YOUR TASK – Every line in the listing below that holds the word "HaCaT" should be returned.

RAW DATA –
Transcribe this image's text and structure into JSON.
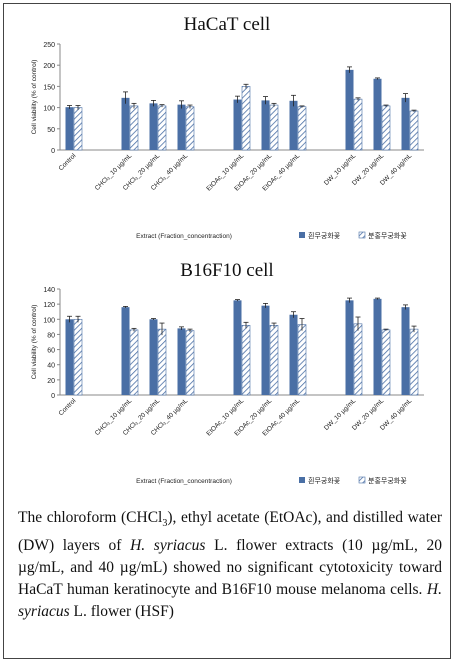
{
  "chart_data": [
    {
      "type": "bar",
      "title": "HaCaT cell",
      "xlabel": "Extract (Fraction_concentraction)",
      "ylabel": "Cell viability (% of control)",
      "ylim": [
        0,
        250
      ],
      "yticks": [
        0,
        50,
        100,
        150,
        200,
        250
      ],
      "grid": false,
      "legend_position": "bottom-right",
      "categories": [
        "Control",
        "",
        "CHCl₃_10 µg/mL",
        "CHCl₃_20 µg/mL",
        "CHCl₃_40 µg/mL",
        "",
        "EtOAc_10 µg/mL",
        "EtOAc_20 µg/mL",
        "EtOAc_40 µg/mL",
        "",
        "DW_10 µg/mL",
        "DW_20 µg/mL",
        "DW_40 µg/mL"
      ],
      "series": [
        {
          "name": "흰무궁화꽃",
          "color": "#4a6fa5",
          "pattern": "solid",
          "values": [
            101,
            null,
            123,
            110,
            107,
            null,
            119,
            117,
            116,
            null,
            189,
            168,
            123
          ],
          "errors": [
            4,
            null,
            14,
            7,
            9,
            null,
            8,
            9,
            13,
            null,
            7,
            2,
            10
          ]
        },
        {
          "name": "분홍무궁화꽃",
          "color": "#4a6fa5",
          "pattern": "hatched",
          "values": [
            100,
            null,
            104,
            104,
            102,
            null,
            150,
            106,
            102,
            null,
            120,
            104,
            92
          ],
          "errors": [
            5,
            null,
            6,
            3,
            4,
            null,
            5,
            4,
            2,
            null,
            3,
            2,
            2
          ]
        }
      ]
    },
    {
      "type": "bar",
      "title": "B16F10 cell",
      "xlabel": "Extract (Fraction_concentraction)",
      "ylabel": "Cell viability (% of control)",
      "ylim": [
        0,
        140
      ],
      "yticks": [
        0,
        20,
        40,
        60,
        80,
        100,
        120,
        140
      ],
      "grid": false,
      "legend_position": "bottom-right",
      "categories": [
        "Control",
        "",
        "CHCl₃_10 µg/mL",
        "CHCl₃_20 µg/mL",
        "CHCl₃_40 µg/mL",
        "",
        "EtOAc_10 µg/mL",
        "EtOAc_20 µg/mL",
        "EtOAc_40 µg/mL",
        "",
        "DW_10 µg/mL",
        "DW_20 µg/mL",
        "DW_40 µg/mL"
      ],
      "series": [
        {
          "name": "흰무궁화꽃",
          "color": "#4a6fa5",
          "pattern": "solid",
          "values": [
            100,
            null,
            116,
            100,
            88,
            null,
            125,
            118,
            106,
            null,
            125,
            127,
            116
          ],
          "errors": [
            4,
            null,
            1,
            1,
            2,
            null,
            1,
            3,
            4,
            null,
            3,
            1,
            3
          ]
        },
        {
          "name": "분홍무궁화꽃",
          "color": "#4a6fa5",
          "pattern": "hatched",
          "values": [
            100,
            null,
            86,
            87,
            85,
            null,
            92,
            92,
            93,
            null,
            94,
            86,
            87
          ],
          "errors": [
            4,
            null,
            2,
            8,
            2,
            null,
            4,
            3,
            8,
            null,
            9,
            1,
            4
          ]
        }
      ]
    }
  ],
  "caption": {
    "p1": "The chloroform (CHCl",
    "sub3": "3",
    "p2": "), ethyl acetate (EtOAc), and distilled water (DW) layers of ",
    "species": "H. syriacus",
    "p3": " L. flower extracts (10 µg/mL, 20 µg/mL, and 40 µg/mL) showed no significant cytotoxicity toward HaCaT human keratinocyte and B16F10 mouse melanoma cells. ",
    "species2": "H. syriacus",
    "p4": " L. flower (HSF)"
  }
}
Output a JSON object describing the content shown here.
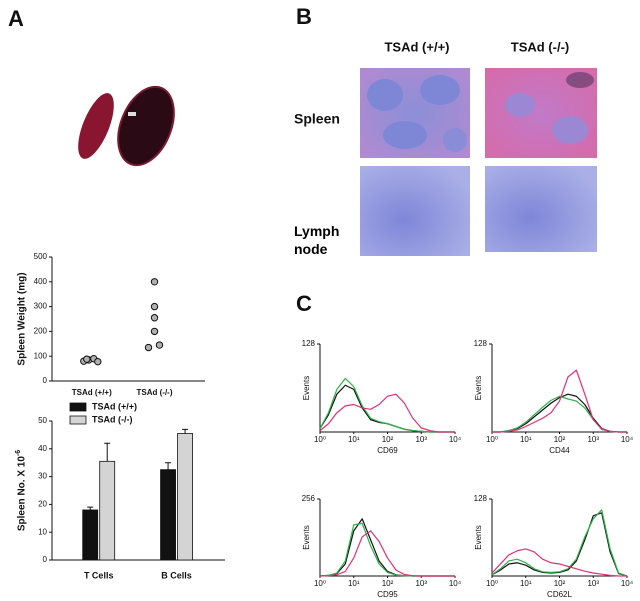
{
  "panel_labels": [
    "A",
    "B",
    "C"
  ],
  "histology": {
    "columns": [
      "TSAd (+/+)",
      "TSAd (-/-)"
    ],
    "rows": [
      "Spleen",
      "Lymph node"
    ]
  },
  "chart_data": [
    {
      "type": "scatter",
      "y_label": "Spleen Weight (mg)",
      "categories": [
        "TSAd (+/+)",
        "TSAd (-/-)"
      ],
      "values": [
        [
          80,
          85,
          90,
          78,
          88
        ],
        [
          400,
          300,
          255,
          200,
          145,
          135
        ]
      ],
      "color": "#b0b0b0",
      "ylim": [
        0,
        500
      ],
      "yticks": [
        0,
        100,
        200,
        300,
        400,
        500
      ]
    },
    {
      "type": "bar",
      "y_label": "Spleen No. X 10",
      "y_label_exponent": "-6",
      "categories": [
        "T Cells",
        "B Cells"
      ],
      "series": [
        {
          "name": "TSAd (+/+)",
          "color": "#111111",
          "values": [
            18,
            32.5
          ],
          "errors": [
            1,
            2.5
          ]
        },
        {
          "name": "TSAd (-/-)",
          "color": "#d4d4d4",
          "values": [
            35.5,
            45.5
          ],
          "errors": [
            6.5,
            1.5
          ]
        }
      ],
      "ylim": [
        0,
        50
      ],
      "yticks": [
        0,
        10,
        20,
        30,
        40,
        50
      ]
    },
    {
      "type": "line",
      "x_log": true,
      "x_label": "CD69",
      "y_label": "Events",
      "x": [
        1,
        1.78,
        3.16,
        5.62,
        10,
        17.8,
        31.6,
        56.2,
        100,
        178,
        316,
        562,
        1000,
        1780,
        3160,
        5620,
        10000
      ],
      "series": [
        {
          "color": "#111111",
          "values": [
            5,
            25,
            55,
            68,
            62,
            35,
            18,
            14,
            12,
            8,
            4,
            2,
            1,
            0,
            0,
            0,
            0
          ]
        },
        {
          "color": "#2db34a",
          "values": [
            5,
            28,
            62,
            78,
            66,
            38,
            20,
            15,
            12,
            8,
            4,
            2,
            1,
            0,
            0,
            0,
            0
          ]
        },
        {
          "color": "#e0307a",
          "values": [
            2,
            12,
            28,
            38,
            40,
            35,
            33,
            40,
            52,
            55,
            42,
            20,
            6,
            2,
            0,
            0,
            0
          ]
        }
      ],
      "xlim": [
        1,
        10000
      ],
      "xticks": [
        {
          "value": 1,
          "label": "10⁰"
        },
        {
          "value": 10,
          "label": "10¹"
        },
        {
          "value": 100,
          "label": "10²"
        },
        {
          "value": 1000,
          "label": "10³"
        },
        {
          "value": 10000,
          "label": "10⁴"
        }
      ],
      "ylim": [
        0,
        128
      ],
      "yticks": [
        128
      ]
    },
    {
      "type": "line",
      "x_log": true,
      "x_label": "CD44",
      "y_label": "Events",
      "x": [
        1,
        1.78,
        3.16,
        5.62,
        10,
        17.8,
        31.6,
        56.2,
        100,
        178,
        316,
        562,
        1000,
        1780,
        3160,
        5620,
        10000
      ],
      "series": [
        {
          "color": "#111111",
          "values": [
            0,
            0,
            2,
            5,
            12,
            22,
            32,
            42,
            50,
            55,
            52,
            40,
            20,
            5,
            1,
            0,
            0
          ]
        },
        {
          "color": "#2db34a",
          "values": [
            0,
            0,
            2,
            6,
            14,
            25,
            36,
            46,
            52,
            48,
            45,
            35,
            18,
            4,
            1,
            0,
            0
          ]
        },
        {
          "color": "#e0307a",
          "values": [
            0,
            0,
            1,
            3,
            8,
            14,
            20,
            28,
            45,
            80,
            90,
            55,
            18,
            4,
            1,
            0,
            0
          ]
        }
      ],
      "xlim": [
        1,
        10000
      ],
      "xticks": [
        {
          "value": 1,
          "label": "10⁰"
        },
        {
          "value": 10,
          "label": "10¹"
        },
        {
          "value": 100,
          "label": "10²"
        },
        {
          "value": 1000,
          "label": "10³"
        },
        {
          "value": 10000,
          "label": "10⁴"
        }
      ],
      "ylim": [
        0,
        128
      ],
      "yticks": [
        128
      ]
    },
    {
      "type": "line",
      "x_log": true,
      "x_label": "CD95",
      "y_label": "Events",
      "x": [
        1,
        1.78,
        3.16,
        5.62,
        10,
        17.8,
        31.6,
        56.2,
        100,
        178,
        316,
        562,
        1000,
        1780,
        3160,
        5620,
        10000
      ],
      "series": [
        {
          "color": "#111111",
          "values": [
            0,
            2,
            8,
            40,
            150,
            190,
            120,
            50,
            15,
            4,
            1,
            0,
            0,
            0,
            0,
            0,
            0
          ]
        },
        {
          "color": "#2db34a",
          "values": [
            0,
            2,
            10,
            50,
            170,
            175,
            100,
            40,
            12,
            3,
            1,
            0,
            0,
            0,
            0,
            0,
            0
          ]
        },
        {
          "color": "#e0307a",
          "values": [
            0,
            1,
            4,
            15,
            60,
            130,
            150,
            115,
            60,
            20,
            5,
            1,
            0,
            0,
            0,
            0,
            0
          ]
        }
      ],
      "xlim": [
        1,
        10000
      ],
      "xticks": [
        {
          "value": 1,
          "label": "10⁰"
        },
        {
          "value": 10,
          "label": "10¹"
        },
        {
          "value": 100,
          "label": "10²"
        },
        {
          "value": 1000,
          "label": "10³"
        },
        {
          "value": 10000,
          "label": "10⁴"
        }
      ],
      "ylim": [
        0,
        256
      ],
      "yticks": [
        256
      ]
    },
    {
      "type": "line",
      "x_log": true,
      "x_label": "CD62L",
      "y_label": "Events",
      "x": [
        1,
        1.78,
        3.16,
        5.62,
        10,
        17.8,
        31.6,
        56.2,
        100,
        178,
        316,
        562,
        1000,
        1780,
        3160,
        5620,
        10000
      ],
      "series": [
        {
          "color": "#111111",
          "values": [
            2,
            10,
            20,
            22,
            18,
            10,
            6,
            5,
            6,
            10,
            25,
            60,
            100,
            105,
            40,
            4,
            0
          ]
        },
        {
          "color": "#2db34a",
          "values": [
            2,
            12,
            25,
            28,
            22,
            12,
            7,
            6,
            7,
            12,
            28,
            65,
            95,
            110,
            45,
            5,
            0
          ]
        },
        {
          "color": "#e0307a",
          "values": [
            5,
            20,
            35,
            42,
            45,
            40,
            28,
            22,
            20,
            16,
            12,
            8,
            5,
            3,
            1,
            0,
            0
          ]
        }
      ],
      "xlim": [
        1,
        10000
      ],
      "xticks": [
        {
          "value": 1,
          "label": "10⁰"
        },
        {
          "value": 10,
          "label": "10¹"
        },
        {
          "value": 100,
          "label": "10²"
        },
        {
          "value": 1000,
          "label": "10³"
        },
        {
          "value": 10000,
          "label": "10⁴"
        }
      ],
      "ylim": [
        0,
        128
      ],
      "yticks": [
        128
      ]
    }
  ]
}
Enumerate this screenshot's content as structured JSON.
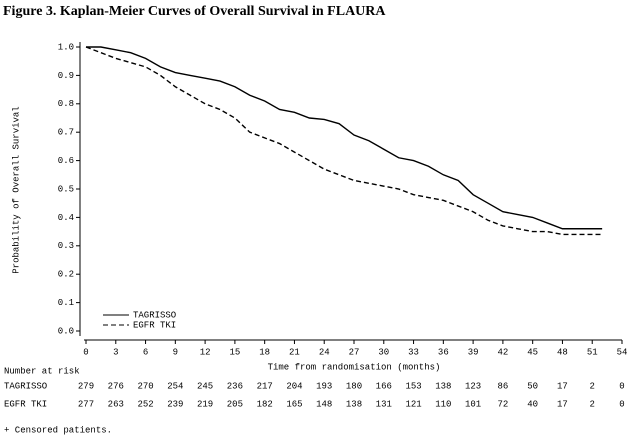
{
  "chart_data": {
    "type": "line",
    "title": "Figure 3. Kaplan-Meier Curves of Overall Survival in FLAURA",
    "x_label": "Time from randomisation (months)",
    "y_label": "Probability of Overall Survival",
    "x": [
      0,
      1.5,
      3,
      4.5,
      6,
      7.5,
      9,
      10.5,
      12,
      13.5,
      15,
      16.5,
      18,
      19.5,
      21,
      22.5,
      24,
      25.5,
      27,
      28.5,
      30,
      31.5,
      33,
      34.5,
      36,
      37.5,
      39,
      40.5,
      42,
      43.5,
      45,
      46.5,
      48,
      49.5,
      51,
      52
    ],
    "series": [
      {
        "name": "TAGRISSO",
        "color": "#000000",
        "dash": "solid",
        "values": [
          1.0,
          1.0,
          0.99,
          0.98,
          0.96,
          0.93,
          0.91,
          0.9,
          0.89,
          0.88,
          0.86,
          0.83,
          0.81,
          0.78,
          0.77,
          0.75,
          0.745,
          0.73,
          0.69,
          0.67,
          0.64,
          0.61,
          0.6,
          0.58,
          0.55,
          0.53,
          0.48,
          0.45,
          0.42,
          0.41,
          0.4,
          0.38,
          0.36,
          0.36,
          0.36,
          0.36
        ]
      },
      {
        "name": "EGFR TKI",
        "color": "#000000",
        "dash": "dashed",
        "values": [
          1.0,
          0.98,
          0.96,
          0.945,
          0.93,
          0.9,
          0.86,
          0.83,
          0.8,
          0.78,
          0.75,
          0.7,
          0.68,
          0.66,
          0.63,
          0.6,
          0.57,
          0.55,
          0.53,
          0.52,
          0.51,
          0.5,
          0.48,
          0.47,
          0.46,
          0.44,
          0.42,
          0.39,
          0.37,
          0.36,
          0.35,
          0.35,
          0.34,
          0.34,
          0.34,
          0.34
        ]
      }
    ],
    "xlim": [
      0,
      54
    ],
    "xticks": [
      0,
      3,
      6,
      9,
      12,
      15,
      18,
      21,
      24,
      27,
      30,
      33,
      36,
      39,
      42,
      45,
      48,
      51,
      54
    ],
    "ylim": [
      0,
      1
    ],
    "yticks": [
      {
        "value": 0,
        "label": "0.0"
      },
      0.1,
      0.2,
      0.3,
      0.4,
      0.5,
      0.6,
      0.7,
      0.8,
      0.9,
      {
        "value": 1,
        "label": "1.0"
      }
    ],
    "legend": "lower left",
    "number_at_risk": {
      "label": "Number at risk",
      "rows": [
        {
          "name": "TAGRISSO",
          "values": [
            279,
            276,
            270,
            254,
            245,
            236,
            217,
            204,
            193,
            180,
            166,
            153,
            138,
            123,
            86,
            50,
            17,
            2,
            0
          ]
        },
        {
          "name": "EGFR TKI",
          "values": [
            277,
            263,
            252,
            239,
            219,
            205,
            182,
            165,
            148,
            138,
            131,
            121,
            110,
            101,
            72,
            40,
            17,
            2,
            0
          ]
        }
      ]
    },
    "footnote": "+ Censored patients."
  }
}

REPLY –
      "title": "HaCaT cell",
    "p3": " L. flower extracts (10 µg/mL, 20 µg/mL, and 40 µg/mL) showed no significant cytotoxicity toward HaCaT human keratinocyte and B16F10 mouse melanoma cells. ",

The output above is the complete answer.